### Work instructions
Copy out all the records exactly.
****************
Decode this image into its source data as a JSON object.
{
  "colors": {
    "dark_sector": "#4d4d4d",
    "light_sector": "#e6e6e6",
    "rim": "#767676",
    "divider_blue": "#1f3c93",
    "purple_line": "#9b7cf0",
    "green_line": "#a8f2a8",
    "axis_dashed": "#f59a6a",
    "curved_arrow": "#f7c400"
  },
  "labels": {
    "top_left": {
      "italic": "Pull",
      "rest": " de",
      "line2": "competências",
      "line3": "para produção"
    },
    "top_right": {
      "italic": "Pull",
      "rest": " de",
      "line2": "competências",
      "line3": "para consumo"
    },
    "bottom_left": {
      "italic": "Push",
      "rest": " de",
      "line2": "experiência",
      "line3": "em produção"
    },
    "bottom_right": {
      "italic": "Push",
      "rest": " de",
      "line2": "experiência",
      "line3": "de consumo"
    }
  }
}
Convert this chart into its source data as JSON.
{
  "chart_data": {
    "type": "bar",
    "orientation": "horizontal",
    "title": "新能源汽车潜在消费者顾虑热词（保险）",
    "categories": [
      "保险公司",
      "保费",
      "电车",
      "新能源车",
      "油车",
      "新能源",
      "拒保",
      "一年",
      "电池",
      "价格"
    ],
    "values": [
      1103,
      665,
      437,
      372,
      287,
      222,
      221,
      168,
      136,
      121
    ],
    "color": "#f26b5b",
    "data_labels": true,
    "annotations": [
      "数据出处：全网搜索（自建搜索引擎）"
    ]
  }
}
****************
### Solution to this exercise
Decode this image into its source data as a JSON object.
{
  "colors": {
    "dark_sector": "#4d4d4d",
    "light_sector": "#e6e6e6",
    "rim": "#767676",
    "divider_blue": "#1f3c93",
    "purple_line": "#9b7cf0",
    "green_line": "#a8f2a8",
    "axis_dashed": "#f59a6a",
    "curved_arrow": "#f7c400"
  },
  "labels": {
    "top_left": {
      "italic": "Pull",
      "rest": " de",
      "line2": "competências",
      "line3": "para produção"
    },
    "top_right": {
      "italic": "Pull",
      "rest": " de",
      "line2": "competências",
      "line3": "para consumo"
    },
    "bottom_left": {
      "italic": "Push",
      "rest": " de",
      "line2": "experiência",
      "line3": "em produção"
    },
    "bottom_right": {
      "italic": "Push",
      "rest": " de",
      "line2": "experiência",
      "line3": "de consumo"
    }
  }
}
Convert this chart into its source data as JSON.
{
  "chart_data": {
    "type": "bar",
    "orientation": "horizontal",
    "title": "新能源汽车潜在消费者顾虑热词（保险）",
    "categories": [
      "保险公司",
      "保费",
      "电车",
      "新能源车",
      "油车",
      "新能源",
      "拒保",
      "一年",
      "电池",
      "价格"
    ],
    "values": [
      1103,
      665,
      437,
      372,
      287,
      222,
      221,
      168,
      136,
      121
    ],
    "color": "#f26b5b",
    "data_labels": true,
    "annotations": [
      "数据出处：全网搜索（自建搜索引擎）"
    ]
  }
}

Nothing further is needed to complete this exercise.